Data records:
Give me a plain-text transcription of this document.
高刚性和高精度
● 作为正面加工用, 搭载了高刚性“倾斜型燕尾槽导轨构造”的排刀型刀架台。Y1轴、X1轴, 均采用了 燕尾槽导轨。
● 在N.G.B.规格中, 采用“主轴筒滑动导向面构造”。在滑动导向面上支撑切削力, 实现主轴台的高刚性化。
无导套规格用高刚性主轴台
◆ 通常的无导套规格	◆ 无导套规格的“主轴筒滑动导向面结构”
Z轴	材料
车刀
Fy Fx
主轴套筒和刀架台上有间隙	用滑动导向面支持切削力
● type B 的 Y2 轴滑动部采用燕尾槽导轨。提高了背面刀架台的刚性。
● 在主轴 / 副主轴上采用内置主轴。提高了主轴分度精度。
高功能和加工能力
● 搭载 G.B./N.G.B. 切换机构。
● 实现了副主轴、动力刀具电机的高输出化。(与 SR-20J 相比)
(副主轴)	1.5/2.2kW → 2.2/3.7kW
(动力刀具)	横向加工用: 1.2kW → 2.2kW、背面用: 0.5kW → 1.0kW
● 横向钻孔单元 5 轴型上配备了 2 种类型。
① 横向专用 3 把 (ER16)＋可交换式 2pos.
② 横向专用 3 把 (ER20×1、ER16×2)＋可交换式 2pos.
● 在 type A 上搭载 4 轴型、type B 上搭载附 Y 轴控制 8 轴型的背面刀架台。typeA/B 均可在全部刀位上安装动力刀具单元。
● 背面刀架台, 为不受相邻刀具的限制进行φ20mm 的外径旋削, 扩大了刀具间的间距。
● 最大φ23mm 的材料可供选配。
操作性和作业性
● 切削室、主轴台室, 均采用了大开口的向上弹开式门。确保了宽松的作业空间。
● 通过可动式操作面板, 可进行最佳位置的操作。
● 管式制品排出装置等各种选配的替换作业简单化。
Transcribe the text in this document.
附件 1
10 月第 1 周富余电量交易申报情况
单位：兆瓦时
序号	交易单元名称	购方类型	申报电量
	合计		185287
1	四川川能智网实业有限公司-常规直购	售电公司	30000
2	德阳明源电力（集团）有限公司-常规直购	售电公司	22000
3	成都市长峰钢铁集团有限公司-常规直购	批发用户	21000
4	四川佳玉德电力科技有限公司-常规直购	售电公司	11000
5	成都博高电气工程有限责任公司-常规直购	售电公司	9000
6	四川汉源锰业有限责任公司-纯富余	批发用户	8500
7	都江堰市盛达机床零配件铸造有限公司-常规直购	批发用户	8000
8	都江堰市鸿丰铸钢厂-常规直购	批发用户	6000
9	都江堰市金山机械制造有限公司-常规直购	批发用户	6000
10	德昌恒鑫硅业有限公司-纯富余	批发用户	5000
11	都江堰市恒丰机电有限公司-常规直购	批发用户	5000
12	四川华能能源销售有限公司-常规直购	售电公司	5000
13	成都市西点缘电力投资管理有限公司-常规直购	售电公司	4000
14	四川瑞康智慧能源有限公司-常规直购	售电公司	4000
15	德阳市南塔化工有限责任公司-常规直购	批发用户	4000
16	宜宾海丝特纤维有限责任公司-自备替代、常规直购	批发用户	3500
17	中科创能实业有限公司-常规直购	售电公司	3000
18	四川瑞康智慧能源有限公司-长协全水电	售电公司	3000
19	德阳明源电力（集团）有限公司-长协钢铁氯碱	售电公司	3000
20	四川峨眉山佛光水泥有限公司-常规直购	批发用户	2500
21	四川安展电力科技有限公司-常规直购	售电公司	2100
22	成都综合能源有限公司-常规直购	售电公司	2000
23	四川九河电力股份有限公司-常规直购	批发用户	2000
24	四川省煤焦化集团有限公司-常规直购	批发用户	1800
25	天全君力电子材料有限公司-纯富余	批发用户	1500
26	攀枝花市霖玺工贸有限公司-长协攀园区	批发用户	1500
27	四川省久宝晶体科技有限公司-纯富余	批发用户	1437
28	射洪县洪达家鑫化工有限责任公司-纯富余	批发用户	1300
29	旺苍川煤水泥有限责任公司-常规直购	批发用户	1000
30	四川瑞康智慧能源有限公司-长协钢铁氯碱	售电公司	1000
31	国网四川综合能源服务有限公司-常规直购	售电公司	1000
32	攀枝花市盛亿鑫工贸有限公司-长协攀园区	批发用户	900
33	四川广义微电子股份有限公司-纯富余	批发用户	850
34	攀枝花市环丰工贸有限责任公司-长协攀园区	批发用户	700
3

**SET PROBLEM:** Copy and report every line where the word "text" is present.

**OUTPUT FOR THIS EXERCISE:**
Give me a plain-text transcription of this document.
Transcribe the text in this document.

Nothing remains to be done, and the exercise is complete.